Copy the listing below, putting "widget" wherever "component" appears and leaving everything else as it is.

+ + +

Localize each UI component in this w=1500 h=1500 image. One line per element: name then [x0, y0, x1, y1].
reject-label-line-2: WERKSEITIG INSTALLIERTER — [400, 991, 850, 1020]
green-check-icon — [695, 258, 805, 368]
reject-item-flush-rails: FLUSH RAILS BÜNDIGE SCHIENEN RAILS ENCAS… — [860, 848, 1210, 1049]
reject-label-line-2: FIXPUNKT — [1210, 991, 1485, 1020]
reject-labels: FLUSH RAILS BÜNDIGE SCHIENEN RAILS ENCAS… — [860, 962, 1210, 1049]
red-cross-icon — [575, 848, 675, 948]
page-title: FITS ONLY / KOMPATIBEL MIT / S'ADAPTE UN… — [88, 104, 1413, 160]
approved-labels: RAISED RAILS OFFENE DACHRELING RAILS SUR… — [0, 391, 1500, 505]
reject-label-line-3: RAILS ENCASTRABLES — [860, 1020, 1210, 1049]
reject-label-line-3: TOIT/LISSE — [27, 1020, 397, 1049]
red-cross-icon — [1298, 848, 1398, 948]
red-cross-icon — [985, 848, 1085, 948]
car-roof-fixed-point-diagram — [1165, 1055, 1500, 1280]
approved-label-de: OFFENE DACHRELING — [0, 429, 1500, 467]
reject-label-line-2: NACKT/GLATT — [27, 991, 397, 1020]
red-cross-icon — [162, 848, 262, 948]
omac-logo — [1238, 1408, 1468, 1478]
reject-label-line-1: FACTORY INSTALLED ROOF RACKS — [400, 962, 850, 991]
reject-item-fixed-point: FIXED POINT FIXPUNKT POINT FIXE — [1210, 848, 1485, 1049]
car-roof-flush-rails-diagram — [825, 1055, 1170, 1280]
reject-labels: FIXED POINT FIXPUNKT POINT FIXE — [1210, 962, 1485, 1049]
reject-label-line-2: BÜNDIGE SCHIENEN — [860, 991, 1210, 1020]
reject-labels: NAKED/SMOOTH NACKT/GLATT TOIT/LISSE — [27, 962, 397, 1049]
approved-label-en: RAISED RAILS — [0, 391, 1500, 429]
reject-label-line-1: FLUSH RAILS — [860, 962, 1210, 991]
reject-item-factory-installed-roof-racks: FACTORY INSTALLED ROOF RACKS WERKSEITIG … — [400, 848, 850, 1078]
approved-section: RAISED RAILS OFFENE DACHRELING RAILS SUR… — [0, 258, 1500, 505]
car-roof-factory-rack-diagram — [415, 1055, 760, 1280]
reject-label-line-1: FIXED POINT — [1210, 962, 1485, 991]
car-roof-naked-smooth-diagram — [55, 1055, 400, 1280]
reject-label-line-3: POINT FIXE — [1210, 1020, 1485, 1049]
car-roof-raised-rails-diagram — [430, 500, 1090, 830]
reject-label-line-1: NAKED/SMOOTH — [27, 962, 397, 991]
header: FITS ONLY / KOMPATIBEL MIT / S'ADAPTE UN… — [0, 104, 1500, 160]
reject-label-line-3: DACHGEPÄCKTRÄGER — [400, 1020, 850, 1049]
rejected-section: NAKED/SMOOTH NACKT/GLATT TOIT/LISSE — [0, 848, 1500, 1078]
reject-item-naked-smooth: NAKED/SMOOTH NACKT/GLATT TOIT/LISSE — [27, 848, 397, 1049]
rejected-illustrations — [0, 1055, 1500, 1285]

+ + +

### TASK OUTPUT
Localize each UI widget in this w=1500 h=1500 image. One line per element: name then [x0, y0, x1, y1].
reject-label-line-2: WERKSEITIG INSTALLIERTER — [400, 991, 850, 1020]
green-check-icon — [695, 258, 805, 368]
reject-item-flush-rails: FLUSH RAILS BÜNDIGE SCHIENEN RAILS ENCAS… — [860, 848, 1210, 1049]
reject-label-line-2: FIXPUNKT — [1210, 991, 1485, 1020]
reject-labels: FLUSH RAILS BÜNDIGE SCHIENEN RAILS ENCAS… — [860, 962, 1210, 1049]
red-cross-icon — [575, 848, 675, 948]
page-title: FITS ONLY / KOMPATIBEL MIT / S'ADAPTE UN… — [88, 104, 1413, 160]
approved-labels: RAISED RAILS OFFENE DACHRELING RAILS SUR… — [0, 391, 1500, 505]
reject-label-line-3: RAILS ENCASTRABLES — [860, 1020, 1210, 1049]
reject-label-line-3: TOIT/LISSE — [27, 1020, 397, 1049]
red-cross-icon — [1298, 848, 1398, 948]
red-cross-icon — [985, 848, 1085, 948]
car-roof-fixed-point-diagram — [1165, 1055, 1500, 1280]
approved-label-de: OFFENE DACHRELING — [0, 429, 1500, 467]
reject-label-line-2: NACKT/GLATT — [27, 991, 397, 1020]
red-cross-icon — [162, 848, 262, 948]
omac-logo — [1238, 1408, 1468, 1478]
reject-label-line-1: FACTORY INSTALLED ROOF RACKS — [400, 962, 850, 991]
reject-item-fixed-point: FIXED POINT FIXPUNKT POINT FIXE — [1210, 848, 1485, 1049]
car-roof-flush-rails-diagram — [825, 1055, 1170, 1280]
reject-labels: FIXED POINT FIXPUNKT POINT FIXE — [1210, 962, 1485, 1049]
reject-label-line-2: BÜNDIGE SCHIENEN — [860, 991, 1210, 1020]
reject-labels: NAKED/SMOOTH NACKT/GLATT TOIT/LISSE — [27, 962, 397, 1049]
approved-label-en: RAISED RAILS — [0, 391, 1500, 429]
reject-label-line-1: FLUSH RAILS — [860, 962, 1210, 991]
reject-item-factory-installed-roof-racks: FACTORY INSTALLED ROOF RACKS WERKSEITIG … — [400, 848, 850, 1078]
approved-section: RAISED RAILS OFFENE DACHRELING RAILS SUR… — [0, 258, 1500, 505]
car-roof-factory-rack-diagram — [415, 1055, 760, 1280]
reject-label-line-1: FIXED POINT — [1210, 962, 1485, 991]
car-roof-naked-smooth-diagram — [55, 1055, 400, 1280]
reject-label-line-3: POINT FIXE — [1210, 1020, 1485, 1049]
car-roof-raised-rails-diagram — [430, 500, 1090, 830]
reject-label-line-1: NAKED/SMOOTH — [27, 962, 397, 991]
header: FITS ONLY / KOMPATIBEL MIT / S'ADAPTE UN… — [0, 104, 1500, 160]
reject-label-line-3: DACHGEPÄCKTRÄGER — [400, 1020, 850, 1049]
rejected-section: NAKED/SMOOTH NACKT/GLATT TOIT/LISSE — [0, 848, 1500, 1078]
reject-item-naked-smooth: NAKED/SMOOTH NACKT/GLATT TOIT/LISSE — [27, 848, 397, 1049]
rejected-illustrations — [0, 1055, 1500, 1285]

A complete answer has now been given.